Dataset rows
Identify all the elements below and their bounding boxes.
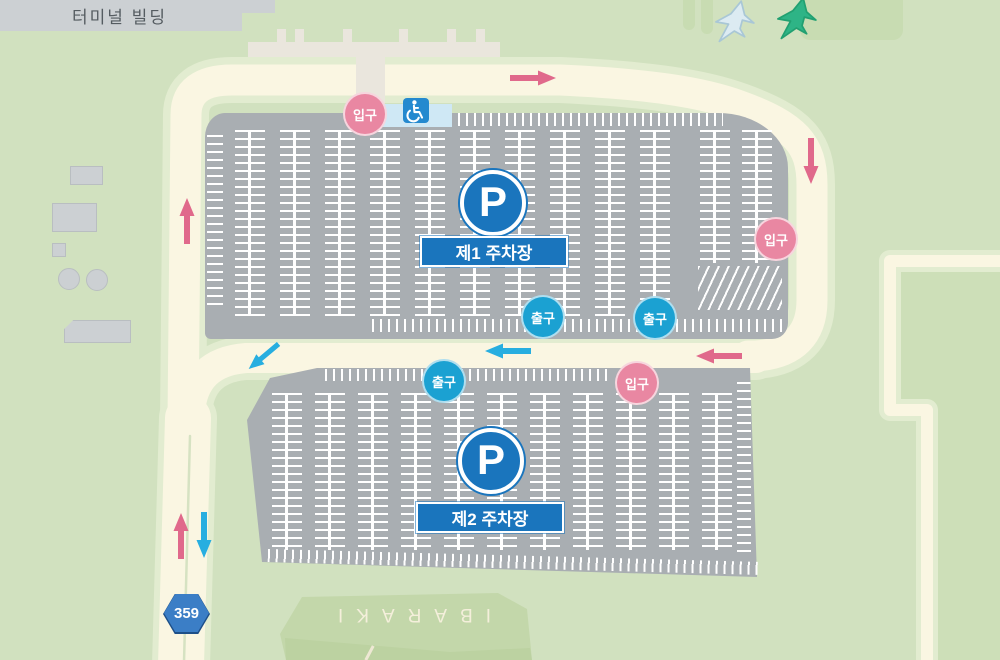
terminal-walkway	[476, 29, 485, 43]
terminal-walkway	[399, 29, 408, 43]
building	[52, 203, 97, 232]
parking-stall-row	[702, 393, 732, 550]
terminal-walkway	[447, 29, 456, 43]
entrance-label: 입구	[764, 230, 788, 249]
arrow-left-icon	[483, 342, 531, 360]
parking-stall-row	[280, 130, 310, 316]
terminal-building: 터미널 빌딩	[0, 0, 275, 31]
parking-stall-row	[325, 130, 355, 316]
parking-stall-row	[315, 393, 345, 550]
ground-area-ibaraki: IBARAKI	[280, 593, 533, 660]
building	[70, 166, 103, 185]
exit-label: 출구	[432, 372, 456, 391]
parking-stall-row	[659, 393, 689, 550]
terminal-walkway	[277, 29, 286, 43]
lot2-label: 제2 주차장	[416, 502, 564, 533]
arrow-down-icon	[802, 138, 820, 186]
parking-stall-row	[358, 393, 388, 550]
parking-symbol-lot2: P	[458, 428, 524, 494]
parking-stall-row	[235, 130, 265, 316]
entrance-label: 입구	[625, 374, 649, 393]
hatched-parking-area	[698, 266, 782, 310]
parking-stall-row	[616, 393, 646, 550]
building	[52, 243, 66, 257]
parking-rows	[235, 130, 675, 316]
entrance-marker: 입구	[343, 92, 387, 136]
parking-stall-row	[272, 393, 302, 550]
airplane-green-icon	[766, 0, 822, 43]
parking-stall-row	[415, 130, 445, 316]
wheelchair-icon	[403, 98, 429, 123]
parking-stall-row	[370, 130, 400, 316]
arrow-right-icon	[510, 69, 558, 87]
edge-parking-row	[450, 113, 723, 126]
arrow-down-icon	[195, 512, 213, 560]
edge-parking-row	[372, 319, 782, 332]
exit-marker: 출구	[633, 296, 677, 340]
entrance-marker: 입구	[754, 217, 798, 261]
parking-stall-row	[550, 130, 580, 316]
exit-marker: 출구	[422, 359, 466, 403]
parking-stall-row	[573, 393, 603, 550]
accessible-parking-strip	[377, 104, 452, 127]
edge-parking-row	[737, 382, 751, 552]
tank-building	[86, 269, 108, 291]
parking-stall-row	[595, 130, 625, 316]
parking-stall-row	[700, 130, 730, 263]
exit-label: 출구	[643, 309, 667, 328]
building	[64, 320, 131, 343]
ground-label: IBARAKI	[308, 603, 508, 625]
edge-parking-row	[207, 135, 223, 305]
airplane-light-icon	[704, 0, 760, 46]
terminal-label: 터미널 빌딩	[72, 3, 203, 28]
arrow-left-icon	[694, 347, 742, 365]
exit-label: 출구	[531, 308, 555, 327]
entrance-marker: 입구	[615, 361, 659, 405]
edge-parking-row	[325, 369, 612, 381]
terminal-walkway	[343, 29, 352, 43]
exit-marker: 출구	[521, 295, 565, 339]
arrow-up-icon	[178, 196, 196, 244]
parking-stall-row	[640, 130, 670, 316]
entrance-label: 입구	[353, 105, 377, 124]
terminal-walkway	[295, 29, 304, 43]
lot1-label: 제1 주차장	[420, 236, 568, 267]
tank-building	[58, 268, 80, 290]
arrow-up-icon	[172, 511, 190, 559]
parking-symbol-lot1: P	[460, 170, 526, 236]
airport-parking-map: 터미널 빌딩 IBARAKI P 제1 주차장 P	[0, 0, 1000, 660]
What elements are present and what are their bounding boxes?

• _Directive_: Reproduce every row above verbatim, omitting the pictures.

• _Finished task_:
Identify all the elements below and their bounding boxes.
terminal-walkway	[476, 29, 485, 43]
terminal-walkway	[399, 29, 408, 43]
building	[52, 203, 97, 232]
parking-stall-row	[702, 393, 732, 550]
terminal-walkway	[447, 29, 456, 43]
entrance-label: 입구	[764, 230, 788, 249]
arrow-left-icon	[483, 342, 531, 360]
parking-stall-row	[280, 130, 310, 316]
terminal-building: 터미널 빌딩	[0, 0, 275, 31]
parking-stall-row	[325, 130, 355, 316]
parking-stall-row	[315, 393, 345, 550]
ground-area-ibaraki: IBARAKI	[280, 593, 533, 660]
building	[70, 166, 103, 185]
exit-label: 출구	[432, 372, 456, 391]
parking-stall-row	[659, 393, 689, 550]
terminal-walkway	[277, 29, 286, 43]
lot2-label: 제2 주차장	[416, 502, 564, 533]
arrow-down-icon	[802, 138, 820, 186]
parking-stall-row	[358, 393, 388, 550]
parking-symbol-lot2: P	[458, 428, 524, 494]
parking-stall-row	[235, 130, 265, 316]
entrance-label: 입구	[625, 374, 649, 393]
hatched-parking-area	[698, 266, 782, 310]
parking-stall-row	[616, 393, 646, 550]
building	[52, 243, 66, 257]
parking-rows	[235, 130, 675, 316]
entrance-marker: 입구	[343, 92, 387, 136]
parking-stall-row	[272, 393, 302, 550]
airplane-green-icon	[766, 0, 822, 43]
parking-stall-row	[415, 130, 445, 316]
wheelchair-icon	[403, 98, 429, 123]
parking-stall-row	[370, 130, 400, 316]
arrow-right-icon	[510, 69, 558, 87]
edge-parking-row	[450, 113, 723, 126]
arrow-down-icon	[195, 512, 213, 560]
edge-parking-row	[372, 319, 782, 332]
exit-marker: 출구	[633, 296, 677, 340]
entrance-marker: 입구	[754, 217, 798, 261]
parking-stall-row	[550, 130, 580, 316]
exit-marker: 출구	[422, 359, 466, 403]
parking-stall-row	[573, 393, 603, 550]
accessible-parking-strip	[377, 104, 452, 127]
edge-parking-row	[737, 382, 751, 552]
tank-building	[86, 269, 108, 291]
parking-stall-row	[595, 130, 625, 316]
parking-stall-row	[700, 130, 730, 263]
exit-label: 출구	[643, 309, 667, 328]
building	[64, 320, 131, 343]
ground-label: IBARAKI	[308, 603, 508, 625]
edge-parking-row	[207, 135, 223, 305]
airplane-light-icon	[704, 0, 760, 46]
terminal-label: 터미널 빌딩	[72, 3, 203, 28]
arrow-left-icon	[694, 347, 742, 365]
exit-label: 출구	[531, 308, 555, 327]
entrance-marker: 입구	[615, 361, 659, 405]
edge-parking-row	[325, 369, 612, 381]
terminal-walkway	[343, 29, 352, 43]
exit-marker: 출구	[521, 295, 565, 339]
arrow-up-icon	[178, 196, 196, 244]
parking-stall-row	[640, 130, 670, 316]
entrance-label: 입구	[353, 105, 377, 124]
terminal-walkway	[295, 29, 304, 43]
lot1-label: 제1 주차장	[420, 236, 568, 267]
tank-building	[58, 268, 80, 290]
arrow-up-icon	[172, 511, 190, 559]
parking-symbol-lot1: P	[460, 170, 526, 236]
airport-parking-map: 터미널 빌딩 IBARAKI P 제1 주차장 P	[0, 0, 1000, 660]
What elements are present and what are their bounding boxes?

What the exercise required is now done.